Exactly as written, please set down all of the entries again, with no pictures.

● **Input**
● ● ● ● ● ● ●

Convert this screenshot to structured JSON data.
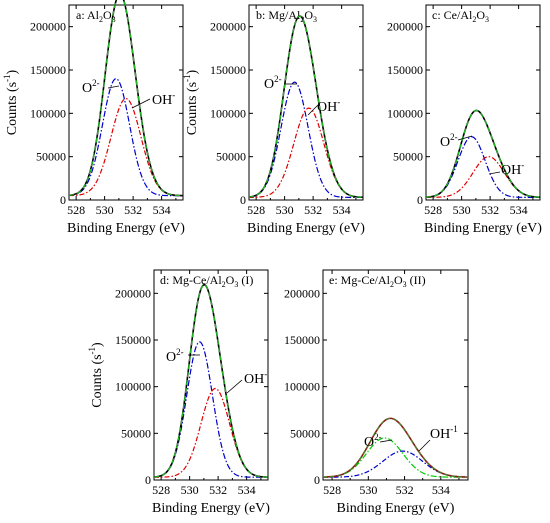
{
  "chart_data": [
    {
      "type": "line",
      "panel_label": "a: Al",
      "sub": "2",
      "tail": "O",
      "sub2": "3",
      "tail2": "",
      "xlabel": "Binding Energy (eV)",
      "ylabel": "Counts (s",
      "ylabel_sup": "-1",
      "ylabel_tail": ")",
      "xlim": [
        527.5,
        535.5
      ],
      "ylim": [
        0,
        225000
      ],
      "xticks": [
        528,
        530,
        532,
        534
      ],
      "yticks": [
        0,
        50000,
        100000,
        150000,
        200000
      ],
      "ytick_labels": [
        "0",
        "50000",
        "100000",
        "150000",
        "200000"
      ],
      "baseline": 5000,
      "series": [
        {
          "center": 530.8,
          "height": 135000,
          "sigma": 0.95,
          "color": "#0000cc",
          "dash": "6,2,1.5,2"
        },
        {
          "center": 531.5,
          "height": 112000,
          "sigma": 1.05,
          "color": "#dd0000",
          "dash": "5,2,1.5,2"
        }
      ],
      "annotations": [
        {
          "text": "O",
          "sup": "2-"
        },
        {
          "text": "OH",
          "sup": "-"
        }
      ]
    },
    {
      "type": "line",
      "panel_label": "b: Mg/Al",
      "sub": "2",
      "tail": "O",
      "sub2": "3",
      "tail2": "",
      "xlabel": "Binding Energy (eV)",
      "ylabel": "Counts (s",
      "ylabel_sup": "-1",
      "ylabel_tail": ")",
      "xlim": [
        527.5,
        535.5
      ],
      "ylim": [
        0,
        225000
      ],
      "xticks": [
        528,
        530,
        532,
        534
      ],
      "yticks": [
        0,
        50000,
        100000,
        150000,
        200000
      ],
      "ytick_labels": [
        "0",
        "50000",
        "100000",
        "150000",
        "200000"
      ],
      "baseline": 3000,
      "series": [
        {
          "center": 530.7,
          "height": 133000,
          "sigma": 0.95,
          "color": "#0000cc",
          "dash": "6,2,1.5,2"
        },
        {
          "center": 531.7,
          "height": 103000,
          "sigma": 1.05,
          "color": "#dd0000",
          "dash": "5,2,1.5,2"
        }
      ],
      "annotations": [
        {
          "text": "O",
          "sup": "2-"
        },
        {
          "text": "OH",
          "sup": "-"
        }
      ]
    },
    {
      "type": "line",
      "panel_label": "c: Ce/Al",
      "sub": "2",
      "tail": "O",
      "sub2": "3",
      "tail2": "",
      "xlabel": "Binding Energy (eV)",
      "ylabel": "",
      "ylabel_sup": "",
      "ylabel_tail": "",
      "xlim": [
        527.5,
        535.5
      ],
      "ylim": [
        0,
        225000
      ],
      "xticks": [
        528,
        530,
        532,
        534
      ],
      "yticks": [
        0,
        50000,
        100000,
        150000,
        200000
      ],
      "ytick_labels": [
        "0",
        "50000",
        "100000",
        "150000",
        "200000"
      ],
      "baseline": 3000,
      "series": [
        {
          "center": 530.7,
          "height": 70000,
          "sigma": 0.95,
          "color": "#0000cc",
          "dash": "6,2,1.5,2"
        },
        {
          "center": 531.9,
          "height": 47000,
          "sigma": 1.1,
          "color": "#dd0000",
          "dash": "5,2,1.5,2"
        }
      ],
      "annotations": [
        {
          "text": "O",
          "sup": "2-"
        },
        {
          "text": "OH",
          "sup": "-"
        }
      ]
    },
    {
      "type": "line",
      "panel_label": "d: Mg-Ce/Al",
      "sub": "2",
      "tail": "O",
      "sub2": "3",
      "tail2": " (I)",
      "xlabel": "Binding Energy (eV)",
      "ylabel": "Counts (s",
      "ylabel_sup": "-1",
      "ylabel_tail": ")",
      "xlim": [
        527.5,
        535.5
      ],
      "ylim": [
        0,
        225000
      ],
      "xticks": [
        528,
        530,
        532,
        534
      ],
      "yticks": [
        0,
        50000,
        100000,
        150000,
        200000
      ],
      "ytick_labels": [
        "0",
        "50000",
        "100000",
        "150000",
        "200000"
      ],
      "baseline": 3000,
      "series": [
        {
          "center": 530.7,
          "height": 145000,
          "sigma": 0.9,
          "color": "#0000cc",
          "dash": "6,2,1.5,2"
        },
        {
          "center": 531.8,
          "height": 95000,
          "sigma": 1.0,
          "color": "#dd0000",
          "dash": "5,2,1.5,2"
        }
      ],
      "annotations": [
        {
          "text": "O",
          "sup": "2-"
        },
        {
          "text": "OH",
          "sup": "-"
        }
      ]
    },
    {
      "type": "line",
      "panel_label": "e: Mg-Ce/Al",
      "sub": "2",
      "tail": "O",
      "sub2": "3",
      "tail2": " (II)",
      "xlabel": "Binding Energy (eV)",
      "ylabel": "",
      "ylabel_sup": "",
      "ylabel_tail": "",
      "xlim": [
        527.5,
        535.5
      ],
      "ylim": [
        0,
        225000
      ],
      "xticks": [
        528,
        530,
        532,
        534
      ],
      "yticks": [
        0,
        50000,
        100000,
        150000,
        200000
      ],
      "ytick_labels": [
        "0",
        "50000",
        "100000",
        "150000",
        "200000"
      ],
      "baseline": 3000,
      "series": [
        {
          "center": 530.9,
          "height": 42000,
          "sigma": 1.0,
          "color": "#00cc00",
          "dash": "6,2,1.5,2"
        },
        {
          "center": 531.9,
          "height": 28000,
          "sigma": 1.1,
          "color": "#0000cc",
          "dash": "5,2,1.5,2"
        }
      ],
      "annotations": [
        {
          "text": "O",
          "sup": "2-"
        },
        {
          "text": "OH",
          "sup": "-1"
        }
      ]
    }
  ]
}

● ● ● ● ● ● ●

● **Task answer**
Convert this screenshot to structured JSON data.
{
  "chart_data": [
    {
      "type": "line",
      "panel_label": "a: Al",
      "sub": "2",
      "tail": "O",
      "sub2": "3",
      "tail2": "",
      "xlabel": "Binding Energy (eV)",
      "ylabel": "Counts (s",
      "ylabel_sup": "-1",
      "ylabel_tail": ")",
      "xlim": [
        527.5,
        535.5
      ],
      "ylim": [
        0,
        225000
      ],
      "xticks": [
        528,
        530,
        532,
        534
      ],
      "yticks": [
        0,
        50000,
        100000,
        150000,
        200000
      ],
      "ytick_labels": [
        "0",
        "50000",
        "100000",
        "150000",
        "200000"
      ],
      "baseline": 5000,
      "series": [
        {
          "center": 530.8,
          "height": 135000,
          "sigma": 0.95,
          "color": "#0000cc",
          "dash": "6,2,1.5,2"
        },
        {
          "center": 531.5,
          "height": 112000,
          "sigma": 1.05,
          "color": "#dd0000",
          "dash": "5,2,1.5,2"
        }
      ],
      "annotations": [
        {
          "text": "O",
          "sup": "2-"
        },
        {
          "text": "OH",
          "sup": "-"
        }
      ]
    },
    {
      "type": "line",
      "panel_label": "b: Mg/Al",
      "sub": "2",
      "tail": "O",
      "sub2": "3",
      "tail2": "",
      "xlabel": "Binding Energy (eV)",
      "ylabel": "Counts (s",
      "ylabel_sup": "-1",
      "ylabel_tail": ")",
      "xlim": [
        527.5,
        535.5
      ],
      "ylim": [
        0,
        225000
      ],
      "xticks": [
        528,
        530,
        532,
        534
      ],
      "yticks": [
        0,
        50000,
        100000,
        150000,
        200000
      ],
      "ytick_labels": [
        "0",
        "50000",
        "100000",
        "150000",
        "200000"
      ],
      "baseline": 3000,
      "series": [
        {
          "center": 530.7,
          "height": 133000,
          "sigma": 0.95,
          "color": "#0000cc",
          "dash": "6,2,1.5,2"
        },
        {
          "center": 531.7,
          "height": 103000,
          "sigma": 1.05,
          "color": "#dd0000",
          "dash": "5,2,1.5,2"
        }
      ],
      "annotations": [
        {
          "text": "O",
          "sup": "2-"
        },
        {
          "text": "OH",
          "sup": "-"
        }
      ]
    },
    {
      "type": "line",
      "panel_label": "c: Ce/Al",
      "sub": "2",
      "tail": "O",
      "sub2": "3",
      "tail2": "",
      "xlabel": "Binding Energy (eV)",
      "ylabel": "",
      "ylabel_sup": "",
      "ylabel_tail": "",
      "xlim": [
        527.5,
        535.5
      ],
      "ylim": [
        0,
        225000
      ],
      "xticks": [
        528,
        530,
        532,
        534
      ],
      "yticks": [
        0,
        50000,
        100000,
        150000,
        200000
      ],
      "ytick_labels": [
        "0",
        "50000",
        "100000",
        "150000",
        "200000"
      ],
      "baseline": 3000,
      "series": [
        {
          "center": 530.7,
          "height": 70000,
          "sigma": 0.95,
          "color": "#0000cc",
          "dash": "6,2,1.5,2"
        },
        {
          "center": 531.9,
          "height": 47000,
          "sigma": 1.1,
          "color": "#dd0000",
          "dash": "5,2,1.5,2"
        }
      ],
      "annotations": [
        {
          "text": "O",
          "sup": "2-"
        },
        {
          "text": "OH",
          "sup": "-"
        }
      ]
    },
    {
      "type": "line",
      "panel_label": "d: Mg-Ce/Al",
      "sub": "2",
      "tail": "O",
      "sub2": "3",
      "tail2": " (I)",
      "xlabel": "Binding Energy (eV)",
      "ylabel": "Counts (s",
      "ylabel_sup": "-1",
      "ylabel_tail": ")",
      "xlim": [
        527.5,
        535.5
      ],
      "ylim": [
        0,
        225000
      ],
      "xticks": [
        528,
        530,
        532,
        534
      ],
      "yticks": [
        0,
        50000,
        100000,
        150000,
        200000
      ],
      "ytick_labels": [
        "0",
        "50000",
        "100000",
        "150000",
        "200000"
      ],
      "baseline": 3000,
      "series": [
        {
          "center": 530.7,
          "height": 145000,
          "sigma": 0.9,
          "color": "#0000cc",
          "dash": "6,2,1.5,2"
        },
        {
          "center": 531.8,
          "height": 95000,
          "sigma": 1.0,
          "color": "#dd0000",
          "dash": "5,2,1.5,2"
        }
      ],
      "annotations": [
        {
          "text": "O",
          "sup": "2-"
        },
        {
          "text": "OH",
          "sup": "-"
        }
      ]
    },
    {
      "type": "line",
      "panel_label": "e: Mg-Ce/Al",
      "sub": "2",
      "tail": "O",
      "sub2": "3",
      "tail2": " (II)",
      "xlabel": "Binding Energy (eV)",
      "ylabel": "",
      "ylabel_sup": "",
      "ylabel_tail": "",
      "xlim": [
        527.5,
        535.5
      ],
      "ylim": [
        0,
        225000
      ],
      "xticks": [
        528,
        530,
        532,
        534
      ],
      "yticks": [
        0,
        50000,
        100000,
        150000,
        200000
      ],
      "ytick_labels": [
        "0",
        "50000",
        "100000",
        "150000",
        "200000"
      ],
      "baseline": 3000,
      "series": [
        {
          "center": 530.9,
          "height": 42000,
          "sigma": 1.0,
          "color": "#00cc00",
          "dash": "6,2,1.5,2"
        },
        {
          "center": 531.9,
          "height": 28000,
          "sigma": 1.1,
          "color": "#0000cc",
          "dash": "5,2,1.5,2"
        }
      ],
      "annotations": [
        {
          "text": "O",
          "sup": "2-"
        },
        {
          "text": "OH",
          "sup": "-1"
        }
      ]
    }
  ]
}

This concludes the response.